State how many lines of the listing below include the word "Born". Give only the number.

# Extracted records start

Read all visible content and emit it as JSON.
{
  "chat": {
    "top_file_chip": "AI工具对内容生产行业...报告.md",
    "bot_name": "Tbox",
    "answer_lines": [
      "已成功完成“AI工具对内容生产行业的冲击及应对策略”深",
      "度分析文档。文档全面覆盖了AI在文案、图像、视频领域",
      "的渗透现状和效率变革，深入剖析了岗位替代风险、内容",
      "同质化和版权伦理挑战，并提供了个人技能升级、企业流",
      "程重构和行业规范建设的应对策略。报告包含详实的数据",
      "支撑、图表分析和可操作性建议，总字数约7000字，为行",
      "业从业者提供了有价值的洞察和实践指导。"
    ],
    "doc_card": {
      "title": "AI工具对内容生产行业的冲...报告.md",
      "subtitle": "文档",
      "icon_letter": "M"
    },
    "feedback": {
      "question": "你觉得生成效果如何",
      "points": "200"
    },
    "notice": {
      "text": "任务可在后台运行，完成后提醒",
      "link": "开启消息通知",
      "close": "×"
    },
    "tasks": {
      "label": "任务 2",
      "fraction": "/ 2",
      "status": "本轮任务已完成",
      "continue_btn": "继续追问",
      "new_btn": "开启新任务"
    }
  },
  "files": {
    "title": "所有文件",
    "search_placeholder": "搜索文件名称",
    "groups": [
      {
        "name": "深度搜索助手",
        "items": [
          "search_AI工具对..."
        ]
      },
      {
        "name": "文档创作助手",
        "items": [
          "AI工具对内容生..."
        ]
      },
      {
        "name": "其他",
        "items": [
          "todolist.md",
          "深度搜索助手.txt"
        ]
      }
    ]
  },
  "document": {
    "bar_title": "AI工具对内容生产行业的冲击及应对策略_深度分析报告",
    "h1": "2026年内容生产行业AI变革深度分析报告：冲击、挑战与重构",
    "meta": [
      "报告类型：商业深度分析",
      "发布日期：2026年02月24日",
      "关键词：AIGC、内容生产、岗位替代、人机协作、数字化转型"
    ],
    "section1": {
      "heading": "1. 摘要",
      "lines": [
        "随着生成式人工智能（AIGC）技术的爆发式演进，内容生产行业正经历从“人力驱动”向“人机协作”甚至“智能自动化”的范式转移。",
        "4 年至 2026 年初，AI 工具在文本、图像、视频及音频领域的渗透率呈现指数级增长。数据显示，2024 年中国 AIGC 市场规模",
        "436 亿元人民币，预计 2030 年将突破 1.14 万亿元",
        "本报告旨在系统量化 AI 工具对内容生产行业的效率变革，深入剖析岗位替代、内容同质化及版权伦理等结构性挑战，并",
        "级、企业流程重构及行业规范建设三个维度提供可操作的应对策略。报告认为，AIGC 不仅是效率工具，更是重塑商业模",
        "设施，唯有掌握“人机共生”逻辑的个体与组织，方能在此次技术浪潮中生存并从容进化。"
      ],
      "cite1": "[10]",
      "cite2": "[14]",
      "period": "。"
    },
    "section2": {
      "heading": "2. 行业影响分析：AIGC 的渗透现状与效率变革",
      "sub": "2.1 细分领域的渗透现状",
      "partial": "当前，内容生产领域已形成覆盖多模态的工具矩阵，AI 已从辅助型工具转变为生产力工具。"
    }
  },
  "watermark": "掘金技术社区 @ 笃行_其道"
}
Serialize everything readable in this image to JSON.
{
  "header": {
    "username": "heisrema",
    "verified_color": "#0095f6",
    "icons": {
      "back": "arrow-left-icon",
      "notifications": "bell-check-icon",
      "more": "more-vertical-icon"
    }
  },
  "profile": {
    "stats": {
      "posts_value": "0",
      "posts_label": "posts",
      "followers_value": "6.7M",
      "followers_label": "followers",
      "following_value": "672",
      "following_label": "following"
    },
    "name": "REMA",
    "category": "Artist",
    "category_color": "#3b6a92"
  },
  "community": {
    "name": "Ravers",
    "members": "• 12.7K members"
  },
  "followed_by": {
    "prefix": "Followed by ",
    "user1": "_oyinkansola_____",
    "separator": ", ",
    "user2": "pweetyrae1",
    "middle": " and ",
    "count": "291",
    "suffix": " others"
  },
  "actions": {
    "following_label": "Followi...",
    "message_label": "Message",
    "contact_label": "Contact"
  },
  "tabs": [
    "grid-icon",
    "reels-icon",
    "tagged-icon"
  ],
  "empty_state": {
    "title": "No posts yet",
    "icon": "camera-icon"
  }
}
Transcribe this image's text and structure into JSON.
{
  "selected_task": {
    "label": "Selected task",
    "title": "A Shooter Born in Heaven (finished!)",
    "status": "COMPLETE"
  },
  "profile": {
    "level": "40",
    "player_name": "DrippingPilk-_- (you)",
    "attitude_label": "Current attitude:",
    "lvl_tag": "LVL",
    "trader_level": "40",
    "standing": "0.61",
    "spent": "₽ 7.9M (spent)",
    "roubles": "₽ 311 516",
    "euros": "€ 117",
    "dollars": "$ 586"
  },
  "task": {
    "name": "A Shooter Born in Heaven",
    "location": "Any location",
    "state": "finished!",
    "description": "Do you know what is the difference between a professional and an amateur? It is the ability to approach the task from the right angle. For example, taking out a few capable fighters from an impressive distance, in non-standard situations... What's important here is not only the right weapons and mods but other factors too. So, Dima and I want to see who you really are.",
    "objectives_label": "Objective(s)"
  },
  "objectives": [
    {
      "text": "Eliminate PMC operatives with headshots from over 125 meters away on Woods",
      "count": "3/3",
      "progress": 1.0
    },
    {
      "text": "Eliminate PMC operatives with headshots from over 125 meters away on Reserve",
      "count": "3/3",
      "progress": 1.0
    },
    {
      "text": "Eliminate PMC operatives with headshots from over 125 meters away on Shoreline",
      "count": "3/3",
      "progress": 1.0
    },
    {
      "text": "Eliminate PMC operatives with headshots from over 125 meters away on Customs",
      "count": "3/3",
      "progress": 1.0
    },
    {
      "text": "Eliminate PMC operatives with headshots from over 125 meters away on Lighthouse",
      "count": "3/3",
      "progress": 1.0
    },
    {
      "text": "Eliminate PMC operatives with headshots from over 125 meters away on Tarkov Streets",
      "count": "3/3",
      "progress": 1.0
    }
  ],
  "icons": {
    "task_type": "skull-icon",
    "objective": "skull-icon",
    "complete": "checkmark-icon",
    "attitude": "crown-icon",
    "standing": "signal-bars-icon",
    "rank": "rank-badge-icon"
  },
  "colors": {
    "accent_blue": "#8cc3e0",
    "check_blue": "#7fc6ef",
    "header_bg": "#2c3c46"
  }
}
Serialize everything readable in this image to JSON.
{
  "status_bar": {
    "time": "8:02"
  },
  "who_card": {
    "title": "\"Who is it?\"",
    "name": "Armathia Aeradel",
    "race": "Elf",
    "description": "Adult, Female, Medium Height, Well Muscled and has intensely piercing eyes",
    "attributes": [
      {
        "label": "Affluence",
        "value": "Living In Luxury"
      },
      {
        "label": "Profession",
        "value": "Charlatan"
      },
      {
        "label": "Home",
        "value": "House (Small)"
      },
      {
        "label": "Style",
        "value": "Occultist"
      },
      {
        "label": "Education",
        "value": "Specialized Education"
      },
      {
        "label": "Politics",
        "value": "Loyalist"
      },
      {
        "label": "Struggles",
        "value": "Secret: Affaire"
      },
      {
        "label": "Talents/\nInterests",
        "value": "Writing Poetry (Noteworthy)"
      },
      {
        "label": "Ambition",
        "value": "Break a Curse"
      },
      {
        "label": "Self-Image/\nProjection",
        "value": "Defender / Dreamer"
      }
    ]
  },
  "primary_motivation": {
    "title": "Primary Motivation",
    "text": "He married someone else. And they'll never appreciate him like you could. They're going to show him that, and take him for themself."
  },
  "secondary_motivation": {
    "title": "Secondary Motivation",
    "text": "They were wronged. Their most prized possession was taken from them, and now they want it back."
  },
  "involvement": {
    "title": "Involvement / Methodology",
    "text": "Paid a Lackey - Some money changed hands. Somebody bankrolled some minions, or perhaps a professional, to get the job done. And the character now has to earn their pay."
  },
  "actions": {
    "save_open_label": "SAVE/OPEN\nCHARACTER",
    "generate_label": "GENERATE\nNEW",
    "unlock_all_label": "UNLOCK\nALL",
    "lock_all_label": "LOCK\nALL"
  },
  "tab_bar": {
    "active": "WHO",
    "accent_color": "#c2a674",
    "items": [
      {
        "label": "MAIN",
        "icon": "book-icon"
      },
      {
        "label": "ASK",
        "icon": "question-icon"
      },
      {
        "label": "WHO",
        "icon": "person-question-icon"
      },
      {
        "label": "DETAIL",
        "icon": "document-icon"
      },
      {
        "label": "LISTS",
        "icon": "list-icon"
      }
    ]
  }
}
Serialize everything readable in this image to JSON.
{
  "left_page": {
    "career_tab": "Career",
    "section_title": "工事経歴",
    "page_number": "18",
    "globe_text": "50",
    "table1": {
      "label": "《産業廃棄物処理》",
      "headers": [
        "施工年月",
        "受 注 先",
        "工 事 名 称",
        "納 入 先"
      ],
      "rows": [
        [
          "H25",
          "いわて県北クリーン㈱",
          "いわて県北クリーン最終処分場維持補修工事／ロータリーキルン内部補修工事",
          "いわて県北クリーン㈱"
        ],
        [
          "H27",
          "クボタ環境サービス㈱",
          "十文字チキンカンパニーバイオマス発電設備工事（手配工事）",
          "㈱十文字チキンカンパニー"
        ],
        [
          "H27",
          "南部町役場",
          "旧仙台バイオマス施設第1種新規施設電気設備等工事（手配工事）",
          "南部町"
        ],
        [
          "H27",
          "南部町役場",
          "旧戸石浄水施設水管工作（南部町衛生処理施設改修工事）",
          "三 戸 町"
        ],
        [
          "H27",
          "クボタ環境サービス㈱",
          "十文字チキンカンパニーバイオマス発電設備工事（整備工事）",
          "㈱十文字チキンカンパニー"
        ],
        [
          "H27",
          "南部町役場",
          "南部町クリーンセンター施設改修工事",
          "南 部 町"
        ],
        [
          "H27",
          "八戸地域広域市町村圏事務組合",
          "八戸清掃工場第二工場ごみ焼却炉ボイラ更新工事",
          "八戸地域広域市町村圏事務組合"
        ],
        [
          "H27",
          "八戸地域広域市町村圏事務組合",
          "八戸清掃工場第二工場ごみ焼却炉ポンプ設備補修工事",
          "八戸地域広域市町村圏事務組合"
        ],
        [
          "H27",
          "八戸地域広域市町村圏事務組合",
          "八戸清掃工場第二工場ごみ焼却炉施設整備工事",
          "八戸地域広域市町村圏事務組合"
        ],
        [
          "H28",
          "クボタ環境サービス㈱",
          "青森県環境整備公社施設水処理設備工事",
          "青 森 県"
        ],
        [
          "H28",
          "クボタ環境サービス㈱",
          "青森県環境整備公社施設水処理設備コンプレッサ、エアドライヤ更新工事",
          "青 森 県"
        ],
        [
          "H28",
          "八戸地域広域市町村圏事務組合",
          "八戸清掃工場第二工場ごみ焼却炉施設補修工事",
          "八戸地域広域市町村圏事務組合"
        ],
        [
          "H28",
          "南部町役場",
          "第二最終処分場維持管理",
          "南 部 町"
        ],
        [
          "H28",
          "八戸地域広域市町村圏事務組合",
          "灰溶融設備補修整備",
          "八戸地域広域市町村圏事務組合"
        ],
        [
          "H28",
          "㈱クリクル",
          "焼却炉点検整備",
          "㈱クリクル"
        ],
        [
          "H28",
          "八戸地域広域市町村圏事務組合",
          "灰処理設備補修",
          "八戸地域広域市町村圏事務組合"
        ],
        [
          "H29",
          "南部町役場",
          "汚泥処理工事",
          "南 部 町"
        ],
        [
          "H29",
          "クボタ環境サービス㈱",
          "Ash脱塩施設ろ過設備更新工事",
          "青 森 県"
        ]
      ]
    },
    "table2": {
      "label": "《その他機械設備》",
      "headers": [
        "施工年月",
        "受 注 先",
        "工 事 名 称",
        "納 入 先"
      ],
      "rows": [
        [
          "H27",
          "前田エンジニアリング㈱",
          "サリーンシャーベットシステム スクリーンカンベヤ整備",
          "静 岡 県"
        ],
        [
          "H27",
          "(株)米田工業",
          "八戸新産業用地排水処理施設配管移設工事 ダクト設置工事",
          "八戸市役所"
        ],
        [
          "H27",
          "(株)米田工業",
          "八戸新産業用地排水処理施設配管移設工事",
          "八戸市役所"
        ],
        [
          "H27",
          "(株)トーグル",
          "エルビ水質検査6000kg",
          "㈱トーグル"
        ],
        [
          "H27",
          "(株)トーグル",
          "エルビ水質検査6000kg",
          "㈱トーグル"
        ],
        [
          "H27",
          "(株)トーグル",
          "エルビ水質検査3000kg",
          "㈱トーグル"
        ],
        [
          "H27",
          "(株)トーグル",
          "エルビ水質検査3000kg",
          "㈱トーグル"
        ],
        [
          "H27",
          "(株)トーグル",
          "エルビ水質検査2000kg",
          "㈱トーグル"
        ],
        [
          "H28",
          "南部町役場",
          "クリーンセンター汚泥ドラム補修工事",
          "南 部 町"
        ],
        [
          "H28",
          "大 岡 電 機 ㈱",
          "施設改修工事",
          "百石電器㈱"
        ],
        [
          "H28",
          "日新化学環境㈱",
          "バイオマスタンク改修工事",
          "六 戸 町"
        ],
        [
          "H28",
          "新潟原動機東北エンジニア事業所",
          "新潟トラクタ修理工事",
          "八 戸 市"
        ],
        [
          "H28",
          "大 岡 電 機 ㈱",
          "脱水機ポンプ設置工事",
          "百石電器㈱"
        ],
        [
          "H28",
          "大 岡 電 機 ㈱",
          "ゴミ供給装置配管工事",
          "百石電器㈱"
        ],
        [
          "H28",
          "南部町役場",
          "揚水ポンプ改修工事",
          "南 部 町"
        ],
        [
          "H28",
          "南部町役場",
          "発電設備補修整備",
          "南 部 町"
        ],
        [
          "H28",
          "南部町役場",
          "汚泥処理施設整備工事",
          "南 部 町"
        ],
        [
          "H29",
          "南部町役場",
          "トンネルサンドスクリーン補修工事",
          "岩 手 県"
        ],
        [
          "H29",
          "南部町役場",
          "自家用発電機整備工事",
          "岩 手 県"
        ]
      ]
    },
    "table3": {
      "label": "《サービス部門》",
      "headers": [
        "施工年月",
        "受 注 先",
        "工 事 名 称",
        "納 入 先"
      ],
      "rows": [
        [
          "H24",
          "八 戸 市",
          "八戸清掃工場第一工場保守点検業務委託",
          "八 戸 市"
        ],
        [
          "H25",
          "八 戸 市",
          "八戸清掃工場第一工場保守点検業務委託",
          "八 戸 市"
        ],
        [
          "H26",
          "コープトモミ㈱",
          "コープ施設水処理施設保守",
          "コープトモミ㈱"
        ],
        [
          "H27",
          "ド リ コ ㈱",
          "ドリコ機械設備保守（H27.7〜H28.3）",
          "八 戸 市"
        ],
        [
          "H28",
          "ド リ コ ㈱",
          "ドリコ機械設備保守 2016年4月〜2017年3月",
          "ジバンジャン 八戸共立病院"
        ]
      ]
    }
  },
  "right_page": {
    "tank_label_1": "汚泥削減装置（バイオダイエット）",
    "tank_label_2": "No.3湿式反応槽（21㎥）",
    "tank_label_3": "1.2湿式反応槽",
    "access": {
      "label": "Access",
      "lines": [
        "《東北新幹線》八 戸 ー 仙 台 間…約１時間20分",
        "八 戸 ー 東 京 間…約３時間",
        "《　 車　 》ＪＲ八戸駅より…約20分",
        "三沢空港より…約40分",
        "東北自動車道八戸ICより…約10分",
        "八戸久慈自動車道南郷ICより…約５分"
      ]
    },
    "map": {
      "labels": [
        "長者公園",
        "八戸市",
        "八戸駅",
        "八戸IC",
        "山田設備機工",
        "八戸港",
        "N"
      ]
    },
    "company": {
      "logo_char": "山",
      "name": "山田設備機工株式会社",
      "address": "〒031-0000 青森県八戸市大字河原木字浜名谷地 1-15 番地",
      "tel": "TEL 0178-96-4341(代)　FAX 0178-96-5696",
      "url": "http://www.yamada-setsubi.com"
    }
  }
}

# Extracted records end

The reply: 2